PROMPT:
Drop the pictures, then extract the listing word for word.

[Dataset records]
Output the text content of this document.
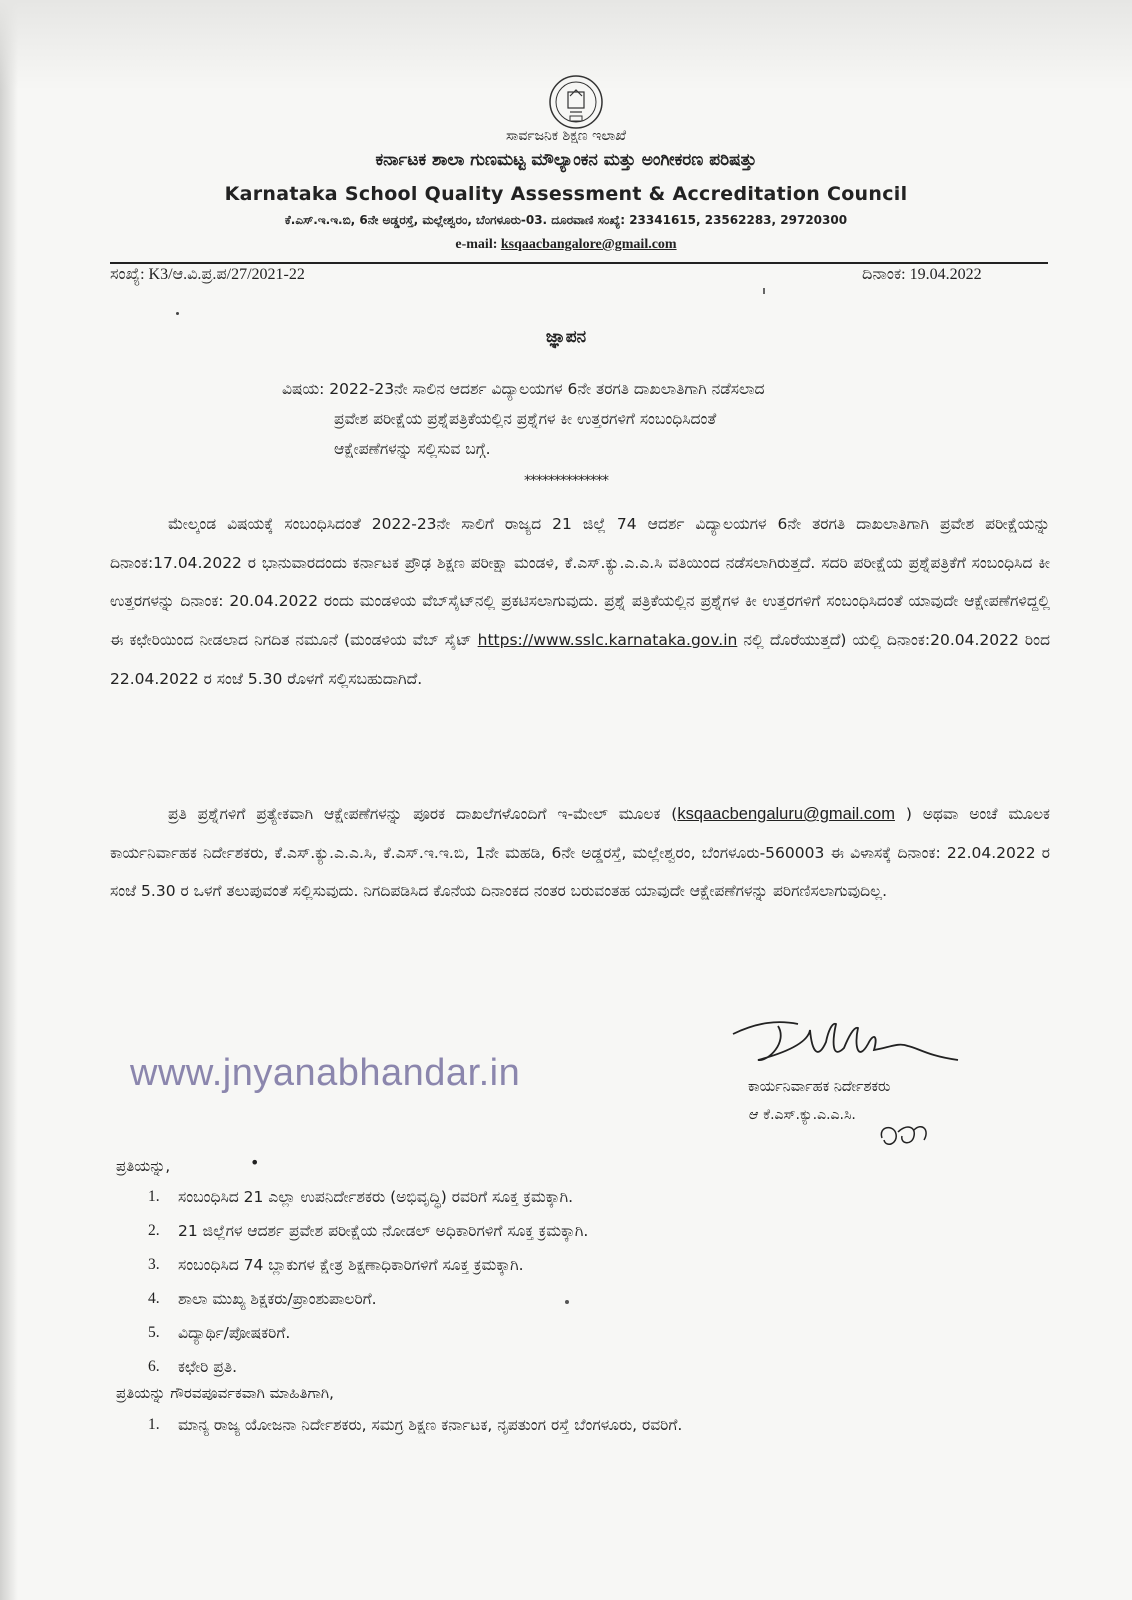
ಸಾರ್ವಜನಿಕ ಶಿಕ್ಷಣ ಇಲಾಖೆ
ಕರ್ನಾಟಕ ಶಾಲಾ ಗುಣಮಟ್ಟ ಮೌಲ್ಯಾಂಕನ ಮತ್ತು ಅಂಗೀಕರಣ ಪರಿಷತ್ತು
Karnataka School Quality Assessment & Accreditation Council
ಕೆ.ಎಸ್.ಇ.ಇ.ಬಿ, 6ನೇ ಅಡ್ಡರಸ್ತೆ, ಮಲ್ಲೇಶ್ವರಂ, ಬೆಂಗಳೂರು-03. ದೂರವಾಣಿ ಸಂಖ್ಯೆ: 23341615, 23562283, 29720300
e-mail: ksqaacbangalore@gmail.com
ಸಂಖ್ಯೆ: K3/ಆ.ವಿ.ಪ್ರ.ಪ/27/2021-22	ದಿನಾಂಕ: 19.04.2022
ಜ್ಞಾಪನ
ವಿಷಯ: 2022-23ನೇ ಸಾಲಿನ ಆದರ್ಶ ವಿದ್ಯಾಲಯಗಳ 6ನೇ ತರಗತಿ ದಾಖಲಾತಿಗಾಗಿ ನಡೆಸಲಾದ
ಪ್ರವೇಶ ಪರೀಕ್ಷೆಯ ಪ್ರಶ್ನೆಪತ್ರಿಕೆಯಲ್ಲಿನ ಪ್ರಶ್ನೆಗಳ ಕೀ ಉತ್ತರಗಳಿಗೆ ಸಂಬಂಧಿಸಿದಂತೆ
ಆಕ್ಷೇಪಣೆಗಳನ್ನು ಸಲ್ಲಿಸುವ ಬಗ್ಗೆ.
**************
ಮೇಲ್ಕಂಡ ವಿಷಯಕ್ಕೆ ಸಂಬಂಧಿಸಿದಂತೆ 2022-23ನೇ ಸಾಲಿಗೆ ರಾಜ್ಯದ 21 ಜಿಲ್ಲೆ 74 ಆದರ್ಶ ವಿದ್ಯಾಲಯಗಳ 6ನೇ ತರಗತಿ ದಾಖಲಾತಿಗಾಗಿ ಪ್ರವೇಶ ಪರೀಕ್ಷೆಯನ್ನು ದಿನಾಂಕ:17.04.2022 ರ ಭಾನುವಾರದಂದು ಕರ್ನಾಟಕ ಪ್ರೌಢ ಶಿಕ್ಷಣ ಪರೀಕ್ಷಾ ಮಂಡಳಿ, ಕೆ.ಎಸ್.ಕ್ಯು.ಎ.ಎ.ಸಿ ವತಿಯಿಂದ ನಡೆಸಲಾಗಿರುತ್ತದೆ. ಸದರಿ ಪರೀಕ್ಷೆಯ ಪ್ರಶ್ನೆಪತ್ರಿಕೆಗೆ ಸಂಬಂಧಿಸಿದ ಕೀ ಉತ್ತರಗಳನ್ನು ದಿನಾಂಕ: 20.04.2022 ರಂದು ಮಂಡಳಿಯ ವೆಬ್‌ಸೈಟ್‌ನಲ್ಲಿ ಪ್ರಕಟಿಸಲಾಗುವುದು. ಪ್ರಶ್ನೆ ಪತ್ರಿಕೆಯಲ್ಲಿನ ಪ್ರಶ್ನೆಗಳ ಕೀ ಉತ್ತರಗಳಿಗೆ ಸಂಬಂಧಿಸಿದಂತೆ ಯಾವುದೇ ಆಕ್ಷೇಪಣೆಗಳಿದ್ದಲ್ಲಿ ಈ ಕಛೇರಿಯಿಂದ ನೀಡಲಾದ ನಿಗದಿತ ನಮೂನೆ (ಮಂಡಳಿಯ ವೆಬ್ ಸೈಟ್ https://www.sslc.karnataka.gov.in ನಲ್ಲಿ ದೊರೆಯುತ್ತದೆ) ಯಲ್ಲಿ ದಿನಾಂಕ:20.04.2022 ರಿಂದ 22.04.2022 ರ ಸಂಜೆ 5.30 ರೊಳಗೆ ಸಲ್ಲಿಸಬಹುದಾಗಿದೆ.
ಪ್ರತಿ ಪ್ರಶ್ನೆಗಳಿಗೆ ಪ್ರತ್ಯೇಕವಾಗಿ ಆಕ್ಷೇಪಣೆಗಳನ್ನು ಪೂರಕ ದಾಖಲೆಗಳೊಂದಿಗೆ ಇ-ಮೇಲ್ ಮೂಲಕ (ksqaacbengaluru@gmail.com ) ಅಥವಾ ಅಂಚೆ ಮೂಲಕ ಕಾರ್ಯನಿರ್ವಾಹಕ ನಿರ್ದೇಶಕರು, ಕೆ.ಎಸ್.ಕ್ಯು.ಎ.ಎ.ಸಿ, ಕೆ.ಎಸ್.ಇ.ಇ.ಬಿ, 1ನೇ ಮಹಡಿ, 6ನೇ ಅಡ್ಡರಸ್ತೆ, ಮಲ್ಲೇಶ್ವರಂ, ಬೆಂಗಳೂರು-560003 ಈ ವಿಳಾಸಕ್ಕೆ ದಿನಾಂಕ: 22.04.2022 ರ ಸಂಜೆ 5.30 ರ ಒಳಗೆ ತಲುಪುವಂತೆ ಸಲ್ಲಿಸುವುದು. ನಿಗದಿಪಡಿಸಿದ ಕೊನೆಯ ದಿನಾಂಕದ ನಂತರ ಬರುವಂತಹ ಯಾವುದೇ ಆಕ್ಷೇಪಣೆಗಳನ್ನು ಪರಿಗಣಿಸಲಾಗುವುದಿಲ್ಲ.
www.jnyanabhandar.in	ಕಾರ್ಯನಿರ್ವಾಹಕ ನಿರ್ದೇಶಕರು
ಆ ಕೆ.ಎಸ್.ಕ್ಯು.ಎ.ಎ.ಸಿ.
ಪ್ರತಿಯನ್ನು,	•
1. ಸಂಬಂಧಿಸಿದ 21 ಎಲ್ಲಾ ಉಪನಿರ್ದೇಶಕರು (ಅಭಿವೃದ್ಧಿ) ರವರಿಗೆ ಸೂಕ್ತ ಕ್ರಮಕ್ಕಾಗಿ.
2. 21 ಜಿಲ್ಲೆಗಳ ಆದರ್ಶ ಪ್ರವೇಶ ಪರೀಕ್ಷೆಯ ನೋಡಲ್ ಅಧಿಕಾರಿಗಳಿಗೆ ಸೂಕ್ತ ಕ್ರಮಕ್ಕಾಗಿ.
3. ಸಂಬಂಧಿಸಿದ 74 ಬ್ಲಾಕುಗಳ ಕ್ಷೇತ್ರ ಶಿಕ್ಷಣಾಧಿಕಾರಿಗಳಿಗೆ ಸೂಕ್ತ ಕ್ರಮಕ್ಕಾಗಿ.
4. ಶಾಲಾ ಮುಖ್ಯ ಶಿಕ್ಷಕರು/ಪ್ರಾಂಶುಪಾಲರಿಗೆ.
5. ವಿದ್ಯಾರ್ಥಿ/ಪೋಷಕರಿಗೆ.
6. ಕಛೇರಿ ಪ್ರತಿ.
ಪ್ರತಿಯನ್ನು ಗೌರವಪೂರ್ವಕವಾಗಿ ಮಾಹಿತಿಗಾಗಿ,
1. ಮಾನ್ಯ ರಾಜ್ಯ ಯೋಜನಾ ನಿರ್ದೇಶಕರು, ಸಮಗ್ರ ಶಿಕ್ಷಣ ಕರ್ನಾಟಕ, ನೃಪತುಂಗ ರಸ್ತೆ ಬೆಂಗಳೂರು, ರವರಿಗೆ.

ANSWER BELOW:
Output the text content of this document.
ಸಾರ್ವಜನಿಕ ಶಿಕ್ಷಣ ಇಲಾಖೆ
ಕರ್ನಾಟಕ ಶಾಲಾ ಗುಣಮಟ್ಟ ಮೌಲ್ಯಾಂಕನ ಮತ್ತು ಅಂಗೀಕರಣ ಪರಿಷತ್ತು
Karnataka School Quality Assessment & Accreditation Council
ಕೆ.ಎಸ್.ಇ.ಇ.ಬಿ, 6ನೇ ಅಡ್ಡರಸ್ತೆ, ಮಲ್ಲೇಶ್ವರಂ, ಬೆಂಗಳೂರು-03. ದೂರವಾಣಿ ಸಂಖ್ಯೆ: 23341615, 23562283, 29720300
e-mail: ksqaacbangalore@gmail.com
ಸಂಖ್ಯೆ: K3/ಆ.ವಿ.ಪ್ರ.ಪ/27/2021-22	ದಿನಾಂಕ: 19.04.2022
ಜ್ಞಾಪನ
ವಿಷಯ: 2022-23ನೇ ಸಾಲಿನ ಆದರ್ಶ ವಿದ್ಯಾಲಯಗಳ 6ನೇ ತರಗತಿ ದಾಖಲಾತಿಗಾಗಿ ನಡೆಸಲಾದ
ಪ್ರವೇಶ ಪರೀಕ್ಷೆಯ ಪ್ರಶ್ನೆಪತ್ರಿಕೆಯಲ್ಲಿನ ಪ್ರಶ್ನೆಗಳ ಕೀ ಉತ್ತರಗಳಿಗೆ ಸಂಬಂಧಿಸಿದಂತೆ
ಆಕ್ಷೇಪಣೆಗಳನ್ನು ಸಲ್ಲಿಸುವ ಬಗ್ಗೆ.
**************
ಮೇಲ್ಕಂಡ ವಿಷಯಕ್ಕೆ ಸಂಬಂಧಿಸಿದಂತೆ 2022-23ನೇ ಸಾಲಿಗೆ ರಾಜ್ಯದ 21 ಜಿಲ್ಲೆ 74 ಆದರ್ಶ ವಿದ್ಯಾಲಯಗಳ 6ನೇ ತರಗತಿ ದಾಖಲಾತಿಗಾಗಿ ಪ್ರವೇಶ ಪರೀಕ್ಷೆಯನ್ನು ದಿನಾಂಕ:17.04.2022 ರ ಭಾನುವಾರದಂದು ಕರ್ನಾಟಕ ಪ್ರೌಢ ಶಿಕ್ಷಣ ಪರೀಕ್ಷಾ ಮಂಡಳಿ, ಕೆ.ಎಸ್.ಕ್ಯು.ಎ.ಎ.ಸಿ ವತಿಯಿಂದ ನಡೆಸಲಾಗಿರುತ್ತದೆ. ಸದರಿ ಪರೀಕ್ಷೆಯ ಪ್ರಶ್ನೆಪತ್ರಿಕೆಗೆ ಸಂಬಂಧಿಸಿದ ಕೀ ಉತ್ತರಗಳನ್ನು ದಿನಾಂಕ: 20.04.2022 ರಂದು ಮಂಡಳಿಯ ವೆಬ್‌ಸೈಟ್‌ನಲ್ಲಿ ಪ್ರಕಟಿಸಲಾಗುವುದು. ಪ್ರಶ್ನೆ ಪತ್ರಿಕೆಯಲ್ಲಿನ ಪ್ರಶ್ನೆಗಳ ಕೀ ಉತ್ತರಗಳಿಗೆ ಸಂಬಂಧಿಸಿದಂತೆ ಯಾವುದೇ ಆಕ್ಷೇಪಣೆಗಳಿದ್ದಲ್ಲಿ ಈ ಕಛೇರಿಯಿಂದ ನೀಡಲಾದ ನಿಗದಿತ ನಮೂನೆ (ಮಂಡಳಿಯ ವೆಬ್ ಸೈಟ್ https://www.sslc.karnataka.gov.in ನಲ್ಲಿ ದೊರೆಯುತ್ತದೆ) ಯಲ್ಲಿ ದಿನಾಂಕ:20.04.2022 ರಿಂದ 22.04.2022 ರ ಸಂಜೆ 5.30 ರೊಳಗೆ ಸಲ್ಲಿಸಬಹುದಾಗಿದೆ.
ಪ್ರತಿ ಪ್ರಶ್ನೆಗಳಿಗೆ ಪ್ರತ್ಯೇಕವಾಗಿ ಆಕ್ಷೇಪಣೆಗಳನ್ನು ಪೂರಕ ದಾಖಲೆಗಳೊಂದಿಗೆ ಇ-ಮೇಲ್ ಮೂಲಕ (ksqaacbengaluru@gmail.com ) ಅಥವಾ ಅಂಚೆ ಮೂಲಕ ಕಾರ್ಯನಿರ್ವಾಹಕ ನಿರ್ದೇಶಕರು, ಕೆ.ಎಸ್.ಕ್ಯು.ಎ.ಎ.ಸಿ, ಕೆ.ಎಸ್.ಇ.ಇ.ಬಿ, 1ನೇ ಮಹಡಿ, 6ನೇ ಅಡ್ಡರಸ್ತೆ, ಮಲ್ಲೇಶ್ವರಂ, ಬೆಂಗಳೂರು-560003 ಈ ವಿಳಾಸಕ್ಕೆ ದಿನಾಂಕ: 22.04.2022 ರ ಸಂಜೆ 5.30 ರ ಒಳಗೆ ತಲುಪುವಂತೆ ಸಲ್ಲಿಸುವುದು. ನಿಗದಿಪಡಿಸಿದ ಕೊನೆಯ ದಿನಾಂಕದ ನಂತರ ಬರುವಂತಹ ಯಾವುದೇ ಆಕ್ಷೇಪಣೆಗಳನ್ನು ಪರಿಗಣಿಸಲಾಗುವುದಿಲ್ಲ.
www.jnyanabhandar.in	ಕಾರ್ಯನಿರ್ವಾಹಕ ನಿರ್ದೇಶಕರು
ಆ ಕೆ.ಎಸ್.ಕ್ಯು.ಎ.ಎ.ಸಿ.
ಪ್ರತಿಯನ್ನು,	•
1. ಸಂಬಂಧಿಸಿದ 21 ಎಲ್ಲಾ ಉಪನಿರ್ದೇಶಕರು (ಅಭಿವೃದ್ಧಿ) ರವರಿಗೆ ಸೂಕ್ತ ಕ್ರಮಕ್ಕಾಗಿ.
2. 21 ಜಿಲ್ಲೆಗಳ ಆದರ್ಶ ಪ್ರವೇಶ ಪರೀಕ್ಷೆಯ ನೋಡಲ್ ಅಧಿಕಾರಿಗಳಿಗೆ ಸೂಕ್ತ ಕ್ರಮಕ್ಕಾಗಿ.
3. ಸಂಬಂಧಿಸಿದ 74 ಬ್ಲಾಕುಗಳ ಕ್ಷೇತ್ರ ಶಿಕ್ಷಣಾಧಿಕಾರಿಗಳಿಗೆ ಸೂಕ್ತ ಕ್ರಮಕ್ಕಾಗಿ.
4. ಶಾಲಾ ಮುಖ್ಯ ಶಿಕ್ಷಕರು/ಪ್ರಾಂಶುಪಾಲರಿಗೆ.
5. ವಿದ್ಯಾರ್ಥಿ/ಪೋಷಕರಿಗೆ.
6. ಕಛೇರಿ ಪ್ರತಿ.
ಪ್ರತಿಯನ್ನು ಗೌರವಪೂರ್ವಕವಾಗಿ ಮಾಹಿತಿಗಾಗಿ,
1. ಮಾನ್ಯ ರಾಜ್ಯ ಯೋಜನಾ ನಿರ್ದೇಶಕರು, ಸಮಗ್ರ ಶಿಕ್ಷಣ ಕರ್ನಾಟಕ, ನೃಪತುಂಗ ರಸ್ತೆ ಬೆಂಗಳೂರು, ರವರಿಗೆ.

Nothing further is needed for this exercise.